Data extracted from a collection:
⁂
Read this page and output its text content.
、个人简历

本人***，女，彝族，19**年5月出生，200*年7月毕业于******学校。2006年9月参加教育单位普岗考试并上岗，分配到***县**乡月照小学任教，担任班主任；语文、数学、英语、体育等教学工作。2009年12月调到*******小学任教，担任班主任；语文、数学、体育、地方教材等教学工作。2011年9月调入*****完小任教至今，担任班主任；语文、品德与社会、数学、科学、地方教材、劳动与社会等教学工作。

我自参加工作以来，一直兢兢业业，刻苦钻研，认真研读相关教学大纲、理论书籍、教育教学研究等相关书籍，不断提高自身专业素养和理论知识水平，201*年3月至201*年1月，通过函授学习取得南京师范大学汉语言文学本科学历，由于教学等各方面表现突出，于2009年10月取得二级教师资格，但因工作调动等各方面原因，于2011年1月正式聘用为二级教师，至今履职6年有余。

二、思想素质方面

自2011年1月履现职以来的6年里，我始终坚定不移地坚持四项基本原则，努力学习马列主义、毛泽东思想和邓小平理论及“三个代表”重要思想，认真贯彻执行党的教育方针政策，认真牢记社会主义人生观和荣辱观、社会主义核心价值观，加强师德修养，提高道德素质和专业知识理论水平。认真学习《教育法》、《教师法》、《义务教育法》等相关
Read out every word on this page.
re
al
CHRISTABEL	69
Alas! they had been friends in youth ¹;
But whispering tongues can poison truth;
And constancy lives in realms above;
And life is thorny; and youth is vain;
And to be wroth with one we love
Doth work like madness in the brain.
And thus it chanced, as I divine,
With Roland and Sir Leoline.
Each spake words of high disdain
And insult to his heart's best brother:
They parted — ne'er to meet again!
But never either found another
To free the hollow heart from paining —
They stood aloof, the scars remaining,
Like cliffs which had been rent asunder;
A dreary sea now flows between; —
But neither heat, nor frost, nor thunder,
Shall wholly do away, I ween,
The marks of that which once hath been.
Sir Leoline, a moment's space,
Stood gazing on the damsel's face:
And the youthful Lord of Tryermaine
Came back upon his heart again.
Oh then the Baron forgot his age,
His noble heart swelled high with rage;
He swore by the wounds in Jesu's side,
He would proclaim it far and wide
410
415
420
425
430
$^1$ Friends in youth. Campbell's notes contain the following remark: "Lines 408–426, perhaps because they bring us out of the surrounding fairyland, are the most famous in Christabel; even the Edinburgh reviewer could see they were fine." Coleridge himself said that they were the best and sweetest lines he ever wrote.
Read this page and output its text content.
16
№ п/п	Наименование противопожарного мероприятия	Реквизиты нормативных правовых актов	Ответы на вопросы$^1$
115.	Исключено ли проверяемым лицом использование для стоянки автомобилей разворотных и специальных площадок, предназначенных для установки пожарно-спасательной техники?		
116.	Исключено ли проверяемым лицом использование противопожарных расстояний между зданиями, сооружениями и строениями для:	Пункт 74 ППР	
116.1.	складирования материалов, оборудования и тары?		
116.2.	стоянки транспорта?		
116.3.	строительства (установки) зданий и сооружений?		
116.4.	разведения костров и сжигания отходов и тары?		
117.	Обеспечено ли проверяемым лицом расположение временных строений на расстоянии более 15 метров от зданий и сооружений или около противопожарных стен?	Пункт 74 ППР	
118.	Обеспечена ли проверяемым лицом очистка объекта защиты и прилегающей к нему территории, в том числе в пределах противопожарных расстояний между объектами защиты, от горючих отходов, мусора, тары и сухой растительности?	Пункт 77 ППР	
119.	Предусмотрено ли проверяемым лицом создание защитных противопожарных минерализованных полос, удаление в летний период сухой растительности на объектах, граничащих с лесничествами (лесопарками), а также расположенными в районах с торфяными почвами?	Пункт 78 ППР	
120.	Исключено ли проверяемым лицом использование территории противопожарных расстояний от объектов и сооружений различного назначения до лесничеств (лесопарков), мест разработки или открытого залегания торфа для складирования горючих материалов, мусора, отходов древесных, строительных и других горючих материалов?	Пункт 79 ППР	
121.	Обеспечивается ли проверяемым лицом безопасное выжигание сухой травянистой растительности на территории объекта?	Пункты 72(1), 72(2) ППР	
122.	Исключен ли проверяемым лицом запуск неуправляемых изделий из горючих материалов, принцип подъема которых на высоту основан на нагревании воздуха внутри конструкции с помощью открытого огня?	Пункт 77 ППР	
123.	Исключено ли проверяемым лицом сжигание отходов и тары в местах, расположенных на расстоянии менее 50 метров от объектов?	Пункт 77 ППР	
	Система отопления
⁂
WHAT THIS TASK INVOLVES - Scan the entries above. Copy each line that has the string "been".

ANSWER TO THIS PROBLEM -
Alas! they had been friends in youth ¹;
Like cliffs which had been rent asunder;
The marks of that which once hath been.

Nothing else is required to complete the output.